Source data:
· · · · ·
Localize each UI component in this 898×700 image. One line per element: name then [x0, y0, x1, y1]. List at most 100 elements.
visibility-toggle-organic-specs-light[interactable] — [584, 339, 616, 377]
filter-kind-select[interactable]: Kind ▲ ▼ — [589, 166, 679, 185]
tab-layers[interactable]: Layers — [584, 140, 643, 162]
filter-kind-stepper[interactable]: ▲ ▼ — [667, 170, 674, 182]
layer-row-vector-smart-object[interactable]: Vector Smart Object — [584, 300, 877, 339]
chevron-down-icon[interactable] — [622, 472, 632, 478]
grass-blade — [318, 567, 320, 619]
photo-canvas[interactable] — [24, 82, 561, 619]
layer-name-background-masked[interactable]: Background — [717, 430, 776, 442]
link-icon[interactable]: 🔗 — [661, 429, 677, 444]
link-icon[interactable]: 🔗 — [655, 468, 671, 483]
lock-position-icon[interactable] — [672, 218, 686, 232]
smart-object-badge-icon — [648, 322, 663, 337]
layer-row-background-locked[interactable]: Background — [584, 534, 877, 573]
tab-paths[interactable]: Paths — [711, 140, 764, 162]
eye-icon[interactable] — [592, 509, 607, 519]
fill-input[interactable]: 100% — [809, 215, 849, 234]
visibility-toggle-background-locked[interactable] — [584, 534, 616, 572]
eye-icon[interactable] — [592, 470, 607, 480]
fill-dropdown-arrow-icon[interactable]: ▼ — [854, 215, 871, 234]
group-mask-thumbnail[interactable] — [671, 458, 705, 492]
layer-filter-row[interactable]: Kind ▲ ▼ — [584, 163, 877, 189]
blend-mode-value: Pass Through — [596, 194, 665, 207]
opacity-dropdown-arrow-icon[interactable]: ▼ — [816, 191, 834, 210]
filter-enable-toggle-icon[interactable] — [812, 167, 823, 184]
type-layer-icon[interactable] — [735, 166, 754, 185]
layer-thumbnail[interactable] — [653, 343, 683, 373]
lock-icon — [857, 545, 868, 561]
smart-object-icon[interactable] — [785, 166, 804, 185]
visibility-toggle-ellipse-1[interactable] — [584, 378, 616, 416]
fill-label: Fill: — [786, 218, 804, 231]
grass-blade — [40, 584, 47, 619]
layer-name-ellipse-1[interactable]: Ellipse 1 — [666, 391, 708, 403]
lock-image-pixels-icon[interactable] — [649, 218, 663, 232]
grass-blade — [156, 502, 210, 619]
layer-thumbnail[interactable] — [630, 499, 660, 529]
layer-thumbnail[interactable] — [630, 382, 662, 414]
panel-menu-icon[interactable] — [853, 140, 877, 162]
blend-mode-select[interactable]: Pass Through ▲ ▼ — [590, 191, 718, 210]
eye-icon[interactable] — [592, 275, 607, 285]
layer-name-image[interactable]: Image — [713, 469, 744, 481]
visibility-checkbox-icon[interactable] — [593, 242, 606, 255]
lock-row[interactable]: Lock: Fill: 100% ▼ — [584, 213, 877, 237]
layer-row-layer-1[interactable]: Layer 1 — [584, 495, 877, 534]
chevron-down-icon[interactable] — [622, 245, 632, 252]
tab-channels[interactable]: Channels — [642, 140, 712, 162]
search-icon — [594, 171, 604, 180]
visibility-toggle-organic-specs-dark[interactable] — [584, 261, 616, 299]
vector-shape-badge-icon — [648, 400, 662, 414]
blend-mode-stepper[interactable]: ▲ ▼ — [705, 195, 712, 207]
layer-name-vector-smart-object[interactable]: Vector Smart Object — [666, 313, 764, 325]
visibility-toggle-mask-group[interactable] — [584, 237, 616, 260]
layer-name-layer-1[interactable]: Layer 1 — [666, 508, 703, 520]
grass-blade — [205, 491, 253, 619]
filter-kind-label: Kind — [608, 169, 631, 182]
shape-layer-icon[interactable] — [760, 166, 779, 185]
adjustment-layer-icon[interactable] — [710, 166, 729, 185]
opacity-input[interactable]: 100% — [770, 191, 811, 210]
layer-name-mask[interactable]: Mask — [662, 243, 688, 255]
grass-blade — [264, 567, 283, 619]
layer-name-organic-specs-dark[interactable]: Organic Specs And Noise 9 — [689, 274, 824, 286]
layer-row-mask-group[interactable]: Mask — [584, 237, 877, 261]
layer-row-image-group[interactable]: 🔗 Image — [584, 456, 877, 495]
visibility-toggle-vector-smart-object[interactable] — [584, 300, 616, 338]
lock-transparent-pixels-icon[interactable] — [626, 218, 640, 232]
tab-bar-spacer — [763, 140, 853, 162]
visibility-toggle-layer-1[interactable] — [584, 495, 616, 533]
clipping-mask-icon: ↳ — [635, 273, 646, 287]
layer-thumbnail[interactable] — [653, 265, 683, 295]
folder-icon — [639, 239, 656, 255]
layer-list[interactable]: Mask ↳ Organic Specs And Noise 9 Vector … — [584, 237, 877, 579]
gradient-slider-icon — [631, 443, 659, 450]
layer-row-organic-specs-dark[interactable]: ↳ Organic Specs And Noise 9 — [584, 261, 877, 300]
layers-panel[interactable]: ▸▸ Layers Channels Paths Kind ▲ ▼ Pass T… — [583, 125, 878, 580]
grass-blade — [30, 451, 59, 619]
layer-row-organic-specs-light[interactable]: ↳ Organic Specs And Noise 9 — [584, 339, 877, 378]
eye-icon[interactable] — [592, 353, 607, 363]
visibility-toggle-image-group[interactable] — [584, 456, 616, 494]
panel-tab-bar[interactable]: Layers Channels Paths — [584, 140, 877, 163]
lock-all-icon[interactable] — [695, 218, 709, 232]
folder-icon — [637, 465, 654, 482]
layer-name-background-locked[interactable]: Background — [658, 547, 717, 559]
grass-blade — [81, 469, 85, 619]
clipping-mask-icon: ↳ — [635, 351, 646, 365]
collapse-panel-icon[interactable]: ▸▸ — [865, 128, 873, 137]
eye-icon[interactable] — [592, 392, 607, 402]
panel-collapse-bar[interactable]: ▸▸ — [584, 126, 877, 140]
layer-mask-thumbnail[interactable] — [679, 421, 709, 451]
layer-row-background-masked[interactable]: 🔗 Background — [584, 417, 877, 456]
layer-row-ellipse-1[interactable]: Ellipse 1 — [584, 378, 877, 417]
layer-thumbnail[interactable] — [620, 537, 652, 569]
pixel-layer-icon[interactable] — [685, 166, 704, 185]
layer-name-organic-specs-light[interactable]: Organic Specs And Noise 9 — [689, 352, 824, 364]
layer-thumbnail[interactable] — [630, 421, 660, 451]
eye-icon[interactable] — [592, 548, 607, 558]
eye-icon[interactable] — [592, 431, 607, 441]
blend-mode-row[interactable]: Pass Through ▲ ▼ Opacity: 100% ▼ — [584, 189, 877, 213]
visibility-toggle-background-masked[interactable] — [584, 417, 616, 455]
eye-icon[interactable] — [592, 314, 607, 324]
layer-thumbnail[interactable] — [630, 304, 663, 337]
· · · · ·
* **GOAL**
In the listing, switch "eye-icon" to "visibility-icon" wherever it occurs, and leave every other line and character untouched.

* **OUTPUT FOR THIS EXERCISE**
Localize each UI component in this 898×700 image. One line per element: name then [x0, y0, x1, y1]. List at most 100 elements.
visibility-toggle-organic-specs-light[interactable] — [584, 339, 616, 377]
filter-kind-select[interactable]: Kind ▲ ▼ — [589, 166, 679, 185]
tab-layers[interactable]: Layers — [584, 140, 643, 162]
filter-kind-stepper[interactable]: ▲ ▼ — [667, 170, 674, 182]
layer-row-vector-smart-object[interactable]: Vector Smart Object — [584, 300, 877, 339]
chevron-down-icon[interactable] — [622, 472, 632, 478]
grass-blade — [318, 567, 320, 619]
photo-canvas[interactable] — [24, 82, 561, 619]
layer-name-background-masked[interactable]: Background — [717, 430, 776, 442]
link-icon[interactable]: 🔗 — [661, 429, 677, 444]
link-icon[interactable]: 🔗 — [655, 468, 671, 483]
lock-position-icon[interactable] — [672, 218, 686, 232]
smart-object-badge-icon — [648, 322, 663, 337]
layer-row-background-locked[interactable]: Background — [584, 534, 877, 573]
tab-paths[interactable]: Paths — [711, 140, 764, 162]
visibility-icon[interactable] — [592, 509, 607, 519]
fill-input[interactable]: 100% — [809, 215, 849, 234]
visibility-toggle-background-locked[interactable] — [584, 534, 616, 572]
visibility-icon[interactable] — [592, 470, 607, 480]
fill-dropdown-arrow-icon[interactable]: ▼ — [854, 215, 871, 234]
group-mask-thumbnail[interactable] — [671, 458, 705, 492]
layer-filter-row[interactable]: Kind ▲ ▼ — [584, 163, 877, 189]
blend-mode-value: Pass Through — [596, 194, 665, 207]
opacity-dropdown-arrow-icon[interactable]: ▼ — [816, 191, 834, 210]
filter-enable-toggle-icon[interactable] — [812, 167, 823, 184]
type-layer-icon[interactable] — [735, 166, 754, 185]
layer-thumbnail[interactable] — [653, 343, 683, 373]
lock-icon — [857, 545, 868, 561]
smart-object-icon[interactable] — [785, 166, 804, 185]
visibility-toggle-ellipse-1[interactable] — [584, 378, 616, 416]
fill-label: Fill: — [786, 218, 804, 231]
grass-blade — [40, 584, 47, 619]
layer-name-ellipse-1[interactable]: Ellipse 1 — [666, 391, 708, 403]
lock-image-pixels-icon[interactable] — [649, 218, 663, 232]
grass-blade — [156, 502, 210, 619]
layer-thumbnail[interactable] — [630, 499, 660, 529]
layer-thumbnail[interactable] — [630, 382, 662, 414]
panel-menu-icon[interactable] — [853, 140, 877, 162]
blend-mode-select[interactable]: Pass Through ▲ ▼ — [590, 191, 718, 210]
visibility-icon[interactable] — [592, 275, 607, 285]
layer-name-image[interactable]: Image — [713, 469, 744, 481]
visibility-checkbox-icon[interactable] — [593, 242, 606, 255]
lock-row[interactable]: Lock: Fill: 100% ▼ — [584, 213, 877, 237]
layer-row-layer-1[interactable]: Layer 1 — [584, 495, 877, 534]
chevron-down-icon[interactable] — [622, 245, 632, 252]
tab-channels[interactable]: Channels — [642, 140, 712, 162]
search-icon — [594, 171, 604, 180]
visibility-toggle-organic-specs-dark[interactable] — [584, 261, 616, 299]
vector-shape-badge-icon — [648, 400, 662, 414]
blend-mode-stepper[interactable]: ▲ ▼ — [705, 195, 712, 207]
layer-name-vector-smart-object[interactable]: Vector Smart Object — [666, 313, 764, 325]
visibility-toggle-mask-group[interactable] — [584, 237, 616, 260]
layer-name-layer-1[interactable]: Layer 1 — [666, 508, 703, 520]
grass-blade — [205, 491, 253, 619]
filter-kind-label: Kind — [608, 169, 631, 182]
shape-layer-icon[interactable] — [760, 166, 779, 185]
adjustment-layer-icon[interactable] — [710, 166, 729, 185]
opacity-input[interactable]: 100% — [770, 191, 811, 210]
layer-name-mask[interactable]: Mask — [662, 243, 688, 255]
grass-blade — [264, 567, 283, 619]
layer-name-organic-specs-dark[interactable]: Organic Specs And Noise 9 — [689, 274, 824, 286]
layer-row-mask-group[interactable]: Mask — [584, 237, 877, 261]
layer-row-image-group[interactable]: 🔗 Image — [584, 456, 877, 495]
visibility-toggle-vector-smart-object[interactable] — [584, 300, 616, 338]
lock-transparent-pixels-icon[interactable] — [626, 218, 640, 232]
tab-bar-spacer — [763, 140, 853, 162]
visibility-toggle-layer-1[interactable] — [584, 495, 616, 533]
clipping-mask-icon: ↳ — [635, 273, 646, 287]
layer-thumbnail[interactable] — [653, 265, 683, 295]
folder-icon — [639, 239, 656, 255]
layer-list[interactable]: Mask ↳ Organic Specs And Noise 9 Vector … — [584, 237, 877, 579]
gradient-slider-icon — [631, 443, 659, 450]
layer-row-organic-specs-dark[interactable]: ↳ Organic Specs And Noise 9 — [584, 261, 877, 300]
layers-panel[interactable]: ▸▸ Layers Channels Paths Kind ▲ ▼ Pass T… — [583, 125, 878, 580]
grass-blade — [30, 451, 59, 619]
layer-row-organic-specs-light[interactable]: ↳ Organic Specs And Noise 9 — [584, 339, 877, 378]
visibility-icon[interactable] — [592, 353, 607, 363]
visibility-toggle-image-group[interactable] — [584, 456, 616, 494]
panel-tab-bar[interactable]: Layers Channels Paths — [584, 140, 877, 163]
lock-all-icon[interactable] — [695, 218, 709, 232]
folder-icon — [637, 465, 654, 482]
layer-name-background-locked[interactable]: Background — [658, 547, 717, 559]
grass-blade — [81, 469, 85, 619]
clipping-mask-icon: ↳ — [635, 351, 646, 365]
collapse-panel-icon[interactable]: ▸▸ — [865, 128, 873, 137]
visibility-icon[interactable] — [592, 392, 607, 402]
panel-collapse-bar[interactable]: ▸▸ — [584, 126, 877, 140]
layer-mask-thumbnail[interactable] — [679, 421, 709, 451]
layer-row-background-masked[interactable]: 🔗 Background — [584, 417, 877, 456]
layer-row-ellipse-1[interactable]: Ellipse 1 — [584, 378, 877, 417]
layer-thumbnail[interactable] — [620, 537, 652, 569]
pixel-layer-icon[interactable] — [685, 166, 704, 185]
layer-name-organic-specs-light[interactable]: Organic Specs And Noise 9 — [689, 352, 824, 364]
layer-thumbnail[interactable] — [630, 421, 660, 451]
visibility-icon[interactable] — [592, 548, 607, 558]
visibility-icon[interactable] — [592, 431, 607, 441]
blend-mode-row[interactable]: Pass Through ▲ ▼ Opacity: 100% ▼ — [584, 189, 877, 213]
visibility-toggle-background-masked[interactable] — [584, 417, 616, 455]
visibility-icon[interactable] — [592, 314, 607, 324]
layer-thumbnail[interactable] — [630, 304, 663, 337]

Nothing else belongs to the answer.